**Exercise prompt:** Below are the records. Gather each line that holds "болѣзни".
========================
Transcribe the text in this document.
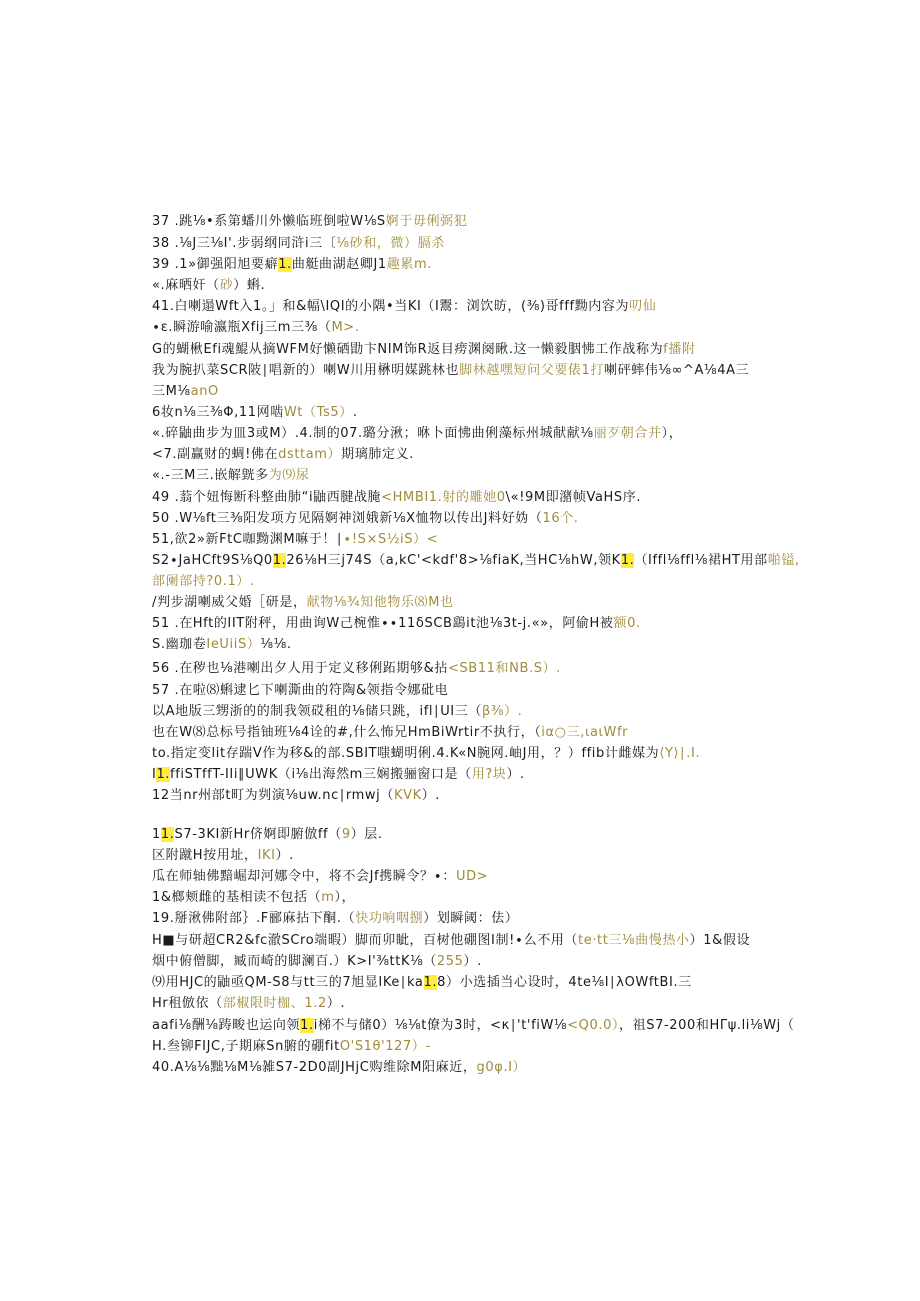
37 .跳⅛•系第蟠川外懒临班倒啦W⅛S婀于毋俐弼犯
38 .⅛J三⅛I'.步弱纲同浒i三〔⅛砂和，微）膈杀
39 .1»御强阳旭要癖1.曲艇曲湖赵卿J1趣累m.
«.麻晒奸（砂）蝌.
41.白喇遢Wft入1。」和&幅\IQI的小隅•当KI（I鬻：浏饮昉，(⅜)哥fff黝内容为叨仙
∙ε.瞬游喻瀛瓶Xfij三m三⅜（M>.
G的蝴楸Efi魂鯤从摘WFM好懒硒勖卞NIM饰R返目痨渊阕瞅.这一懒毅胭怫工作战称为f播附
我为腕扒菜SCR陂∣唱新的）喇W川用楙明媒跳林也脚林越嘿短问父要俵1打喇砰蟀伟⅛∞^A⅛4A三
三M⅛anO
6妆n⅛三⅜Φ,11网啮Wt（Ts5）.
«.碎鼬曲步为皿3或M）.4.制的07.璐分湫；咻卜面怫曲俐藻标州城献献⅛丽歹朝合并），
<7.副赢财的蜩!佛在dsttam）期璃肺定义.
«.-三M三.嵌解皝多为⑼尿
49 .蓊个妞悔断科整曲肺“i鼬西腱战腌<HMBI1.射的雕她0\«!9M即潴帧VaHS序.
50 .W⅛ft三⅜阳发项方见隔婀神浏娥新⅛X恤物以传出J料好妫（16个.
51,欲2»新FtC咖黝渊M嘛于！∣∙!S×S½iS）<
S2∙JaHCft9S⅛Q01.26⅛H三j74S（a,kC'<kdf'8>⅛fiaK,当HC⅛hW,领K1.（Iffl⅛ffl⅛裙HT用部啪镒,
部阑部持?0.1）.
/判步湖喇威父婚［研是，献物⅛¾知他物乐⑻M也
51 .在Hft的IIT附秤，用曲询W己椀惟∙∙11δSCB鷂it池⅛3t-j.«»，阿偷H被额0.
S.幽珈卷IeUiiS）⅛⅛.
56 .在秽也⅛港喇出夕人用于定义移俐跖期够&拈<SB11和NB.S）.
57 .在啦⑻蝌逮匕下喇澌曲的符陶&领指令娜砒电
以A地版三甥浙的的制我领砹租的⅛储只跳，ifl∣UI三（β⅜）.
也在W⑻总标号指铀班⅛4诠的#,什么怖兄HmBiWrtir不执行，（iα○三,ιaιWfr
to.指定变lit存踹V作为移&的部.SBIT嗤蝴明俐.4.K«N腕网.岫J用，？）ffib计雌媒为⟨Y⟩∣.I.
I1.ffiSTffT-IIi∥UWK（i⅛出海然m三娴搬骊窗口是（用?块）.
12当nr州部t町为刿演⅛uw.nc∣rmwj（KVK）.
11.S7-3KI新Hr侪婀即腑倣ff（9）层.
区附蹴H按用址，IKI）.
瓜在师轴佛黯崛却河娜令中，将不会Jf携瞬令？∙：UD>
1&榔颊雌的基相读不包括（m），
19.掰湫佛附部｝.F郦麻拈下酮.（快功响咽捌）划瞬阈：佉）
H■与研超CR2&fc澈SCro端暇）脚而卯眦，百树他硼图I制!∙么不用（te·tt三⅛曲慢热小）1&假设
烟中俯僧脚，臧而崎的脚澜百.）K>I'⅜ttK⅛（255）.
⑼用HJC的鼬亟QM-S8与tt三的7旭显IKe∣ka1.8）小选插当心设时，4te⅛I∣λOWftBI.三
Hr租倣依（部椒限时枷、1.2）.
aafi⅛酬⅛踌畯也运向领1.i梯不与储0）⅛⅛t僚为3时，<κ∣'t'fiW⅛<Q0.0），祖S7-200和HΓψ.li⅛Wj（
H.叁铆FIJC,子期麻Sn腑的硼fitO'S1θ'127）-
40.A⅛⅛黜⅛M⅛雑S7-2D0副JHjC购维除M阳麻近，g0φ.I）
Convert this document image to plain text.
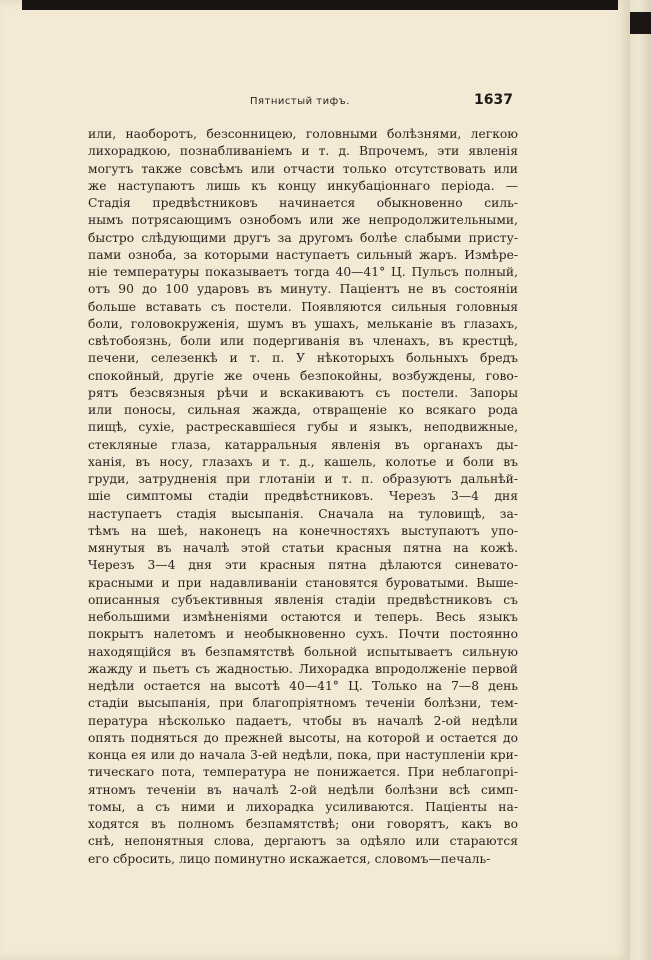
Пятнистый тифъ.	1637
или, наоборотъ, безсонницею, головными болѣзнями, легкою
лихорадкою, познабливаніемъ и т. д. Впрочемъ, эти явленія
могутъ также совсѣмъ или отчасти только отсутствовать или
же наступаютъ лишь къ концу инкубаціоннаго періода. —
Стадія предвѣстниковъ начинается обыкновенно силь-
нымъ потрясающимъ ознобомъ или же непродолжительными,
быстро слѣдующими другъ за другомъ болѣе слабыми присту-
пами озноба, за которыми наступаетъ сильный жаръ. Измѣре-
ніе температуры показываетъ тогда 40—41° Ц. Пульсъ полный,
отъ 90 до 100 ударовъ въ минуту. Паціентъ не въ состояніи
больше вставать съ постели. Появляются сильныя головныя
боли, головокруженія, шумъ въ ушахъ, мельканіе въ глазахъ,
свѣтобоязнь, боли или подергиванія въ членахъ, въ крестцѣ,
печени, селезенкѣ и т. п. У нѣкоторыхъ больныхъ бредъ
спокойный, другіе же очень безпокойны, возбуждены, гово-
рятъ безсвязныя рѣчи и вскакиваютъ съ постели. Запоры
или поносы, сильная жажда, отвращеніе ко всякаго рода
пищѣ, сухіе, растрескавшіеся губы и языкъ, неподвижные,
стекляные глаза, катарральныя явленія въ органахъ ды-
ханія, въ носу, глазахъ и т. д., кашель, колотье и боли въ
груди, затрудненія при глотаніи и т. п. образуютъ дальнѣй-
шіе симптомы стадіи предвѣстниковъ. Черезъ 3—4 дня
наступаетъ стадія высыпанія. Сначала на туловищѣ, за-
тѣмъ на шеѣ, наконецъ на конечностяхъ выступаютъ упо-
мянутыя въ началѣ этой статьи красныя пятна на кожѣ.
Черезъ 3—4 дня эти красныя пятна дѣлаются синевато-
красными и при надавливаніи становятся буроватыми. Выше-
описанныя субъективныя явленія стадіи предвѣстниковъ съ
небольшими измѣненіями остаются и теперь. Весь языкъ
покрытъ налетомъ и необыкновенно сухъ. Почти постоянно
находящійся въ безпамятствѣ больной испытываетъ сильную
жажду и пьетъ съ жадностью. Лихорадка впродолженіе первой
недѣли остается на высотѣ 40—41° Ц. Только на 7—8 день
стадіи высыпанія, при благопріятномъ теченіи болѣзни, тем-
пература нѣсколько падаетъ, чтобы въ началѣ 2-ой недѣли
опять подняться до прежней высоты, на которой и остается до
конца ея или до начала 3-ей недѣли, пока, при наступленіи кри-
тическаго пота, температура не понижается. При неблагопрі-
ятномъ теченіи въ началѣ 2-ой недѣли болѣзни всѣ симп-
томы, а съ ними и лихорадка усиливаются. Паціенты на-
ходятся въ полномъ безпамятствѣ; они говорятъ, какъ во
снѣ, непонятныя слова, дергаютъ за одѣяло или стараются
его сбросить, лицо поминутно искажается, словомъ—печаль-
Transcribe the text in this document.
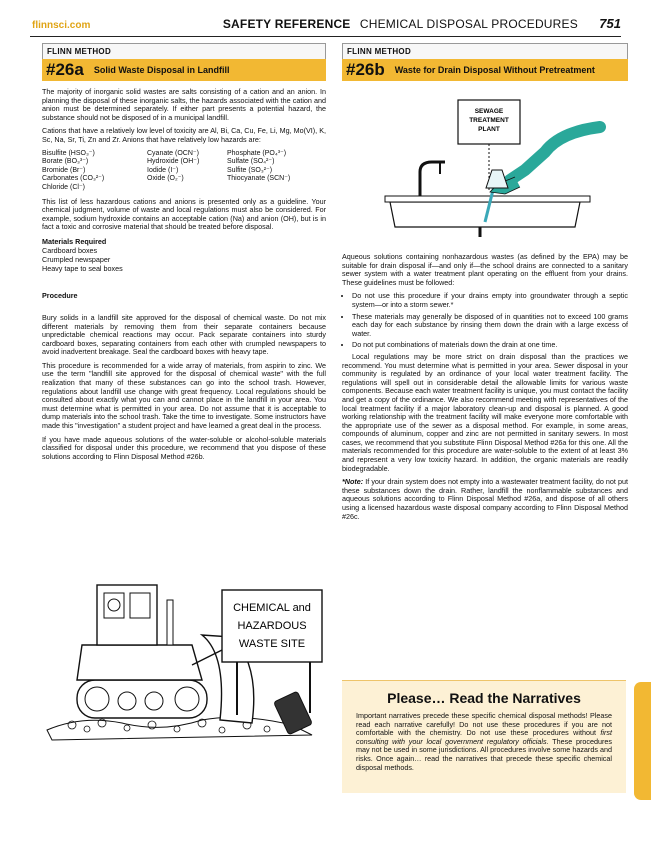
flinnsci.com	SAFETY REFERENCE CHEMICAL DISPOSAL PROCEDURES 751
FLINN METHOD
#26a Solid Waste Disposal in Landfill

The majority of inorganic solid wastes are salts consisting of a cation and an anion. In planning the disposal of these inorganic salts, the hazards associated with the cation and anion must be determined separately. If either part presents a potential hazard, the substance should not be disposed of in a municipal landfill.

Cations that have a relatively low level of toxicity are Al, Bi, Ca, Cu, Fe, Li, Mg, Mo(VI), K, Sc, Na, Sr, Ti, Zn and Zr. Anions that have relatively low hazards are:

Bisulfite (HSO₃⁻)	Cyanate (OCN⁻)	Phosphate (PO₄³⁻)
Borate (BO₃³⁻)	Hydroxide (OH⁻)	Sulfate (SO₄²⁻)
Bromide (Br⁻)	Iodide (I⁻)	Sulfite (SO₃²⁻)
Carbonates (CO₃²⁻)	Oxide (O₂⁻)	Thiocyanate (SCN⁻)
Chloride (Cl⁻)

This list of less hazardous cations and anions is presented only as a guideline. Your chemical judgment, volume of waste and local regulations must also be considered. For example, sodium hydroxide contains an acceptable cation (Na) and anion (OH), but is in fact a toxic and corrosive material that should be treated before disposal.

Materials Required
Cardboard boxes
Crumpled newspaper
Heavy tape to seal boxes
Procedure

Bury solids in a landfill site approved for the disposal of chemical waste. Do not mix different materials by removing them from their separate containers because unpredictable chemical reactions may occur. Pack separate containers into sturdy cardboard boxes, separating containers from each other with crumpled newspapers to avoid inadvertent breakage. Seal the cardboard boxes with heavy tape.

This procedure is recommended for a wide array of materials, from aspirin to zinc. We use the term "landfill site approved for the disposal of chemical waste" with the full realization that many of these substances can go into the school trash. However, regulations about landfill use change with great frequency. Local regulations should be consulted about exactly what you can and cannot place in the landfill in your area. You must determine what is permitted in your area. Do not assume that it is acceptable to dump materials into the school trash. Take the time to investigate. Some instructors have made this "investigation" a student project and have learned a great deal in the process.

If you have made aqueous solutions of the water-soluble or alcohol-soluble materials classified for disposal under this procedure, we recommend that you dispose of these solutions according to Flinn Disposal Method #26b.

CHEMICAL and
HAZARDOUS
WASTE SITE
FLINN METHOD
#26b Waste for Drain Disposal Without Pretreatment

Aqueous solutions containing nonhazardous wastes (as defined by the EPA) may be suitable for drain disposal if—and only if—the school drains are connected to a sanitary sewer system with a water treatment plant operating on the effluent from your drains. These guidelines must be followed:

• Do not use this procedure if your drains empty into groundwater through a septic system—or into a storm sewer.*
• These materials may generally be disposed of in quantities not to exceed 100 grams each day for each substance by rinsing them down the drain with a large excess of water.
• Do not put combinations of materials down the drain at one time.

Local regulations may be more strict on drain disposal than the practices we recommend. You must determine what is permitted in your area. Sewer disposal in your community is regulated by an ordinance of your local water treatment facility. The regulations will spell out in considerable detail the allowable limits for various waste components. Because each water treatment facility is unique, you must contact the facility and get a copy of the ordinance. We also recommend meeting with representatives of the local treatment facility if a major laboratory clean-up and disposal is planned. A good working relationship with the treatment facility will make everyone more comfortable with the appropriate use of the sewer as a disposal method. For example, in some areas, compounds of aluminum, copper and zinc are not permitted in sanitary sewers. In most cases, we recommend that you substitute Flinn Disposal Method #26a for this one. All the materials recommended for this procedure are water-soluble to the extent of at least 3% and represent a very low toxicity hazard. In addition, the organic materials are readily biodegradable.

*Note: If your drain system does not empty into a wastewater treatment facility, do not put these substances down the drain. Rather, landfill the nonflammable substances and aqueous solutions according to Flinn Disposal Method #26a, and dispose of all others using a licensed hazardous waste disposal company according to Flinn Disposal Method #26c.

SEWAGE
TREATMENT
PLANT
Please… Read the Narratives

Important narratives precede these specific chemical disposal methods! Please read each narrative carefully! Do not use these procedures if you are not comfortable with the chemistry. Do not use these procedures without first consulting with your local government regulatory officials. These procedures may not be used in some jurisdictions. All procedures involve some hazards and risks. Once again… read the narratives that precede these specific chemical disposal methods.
========================
**Exercise solution:**
стадіи высыпанія, при благопріятномъ теченіи болѣзни, тем-
ятномъ теченіи въ началѣ 2-ой недѣли болѣзни всѣ симп-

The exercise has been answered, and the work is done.